Problem statement:
Write the data out again, exactly as given.

── Source records

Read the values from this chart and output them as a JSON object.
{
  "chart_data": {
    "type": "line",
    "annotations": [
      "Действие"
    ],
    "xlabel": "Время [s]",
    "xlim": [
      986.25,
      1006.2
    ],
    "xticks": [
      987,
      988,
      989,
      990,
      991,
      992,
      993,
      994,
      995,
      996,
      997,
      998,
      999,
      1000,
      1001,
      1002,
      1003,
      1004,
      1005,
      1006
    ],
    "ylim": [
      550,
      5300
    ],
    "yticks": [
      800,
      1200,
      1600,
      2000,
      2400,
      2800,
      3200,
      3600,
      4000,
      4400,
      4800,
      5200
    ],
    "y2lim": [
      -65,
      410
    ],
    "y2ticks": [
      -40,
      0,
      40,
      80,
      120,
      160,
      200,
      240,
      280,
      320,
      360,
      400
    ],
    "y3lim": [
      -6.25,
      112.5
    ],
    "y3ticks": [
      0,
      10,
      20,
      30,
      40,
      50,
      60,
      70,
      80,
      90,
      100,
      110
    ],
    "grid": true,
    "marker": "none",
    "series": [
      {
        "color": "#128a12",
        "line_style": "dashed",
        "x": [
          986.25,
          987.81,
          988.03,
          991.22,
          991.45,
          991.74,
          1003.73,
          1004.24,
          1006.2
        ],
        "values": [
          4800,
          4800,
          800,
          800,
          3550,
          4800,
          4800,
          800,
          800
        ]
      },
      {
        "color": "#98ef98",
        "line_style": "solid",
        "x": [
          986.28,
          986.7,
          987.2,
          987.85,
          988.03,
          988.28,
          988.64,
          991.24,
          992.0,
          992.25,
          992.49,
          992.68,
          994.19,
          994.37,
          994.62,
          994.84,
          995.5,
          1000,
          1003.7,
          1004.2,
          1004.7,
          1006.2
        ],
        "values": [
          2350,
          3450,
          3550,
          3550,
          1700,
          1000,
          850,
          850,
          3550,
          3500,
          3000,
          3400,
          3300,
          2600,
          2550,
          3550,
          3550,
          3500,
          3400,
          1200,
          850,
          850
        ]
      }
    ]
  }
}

────

Solution for this task:
Read the values from this chart and output them as a JSON object.
{
  "chart_data": {
    "type": "line",
    "annotations": [
      "Действие"
    ],
    "xlabel": "Время [s]",
    "xlim": [
      986.25,
      1006.2
    ],
    "xticks": [
      987,
      988,
      989,
      990,
      991,
      992,
      993,
      994,
      995,
      996,
      997,
      998,
      999,
      1000,
      1001,
      1002,
      1003,
      1004,
      1005,
      1006
    ],
    "ylim": [
      550,
      5300
    ],
    "yticks": [
      800,
      1200,
      1600,
      2000,
      2400,
      2800,
      3200,
      3600,
      4000,
      4400,
      4800,
      5200
    ],
    "y2lim": [
      -65,
      410
    ],
    "y2ticks": [
      -40,
      0,
      40,
      80,
      120,
      160,
      200,
      240,
      280,
      320,
      360,
      400
    ],
    "y3lim": [
      -6.25,
      112.5
    ],
    "y3ticks": [
      0,
      10,
      20,
      30,
      40,
      50,
      60,
      70,
      80,
      90,
      100,
      110
    ],
    "grid": true,
    "marker": "none",
    "series": [
      {
        "color": "#128a12",
        "line_style": "dashed",
        "x": [
          986.25,
          987.81,
          988.03,
          991.22,
          991.45,
          991.74,
          1003.73,
          1004.24,
          1006.2
        ],
        "values": [
          4800,
          4800,
          800,
          800,
          3550,
          4800,
          4800,
          800,
          800
        ]
      },
      {
        "color": "#98ef98",
        "line_style": "solid",
        "x": [
          986.28,
          986.7,
          987.2,
          987.85,
          988.03,
          988.28,
          988.64,
          991.24,
          992.0,
          992.25,
          992.49,
          992.68,
          994.19,
          994.37,
          994.62,
          994.84,
          995.5,
          1000,
          1003.7,
          1004.2,
          1004.7,
          1006.2
        ],
        "values": [
          2350,
          3450,
          3550,
          3550,
          1700,
          1000,
          850,
          850,
          3550,
          3500,
          3000,
          3400,
          3300,
          2600,
          2550,
          3550,
          3550,
          3500,
          3400,
          1200,
          850,
          850
        ]
      }
    ]
  }
}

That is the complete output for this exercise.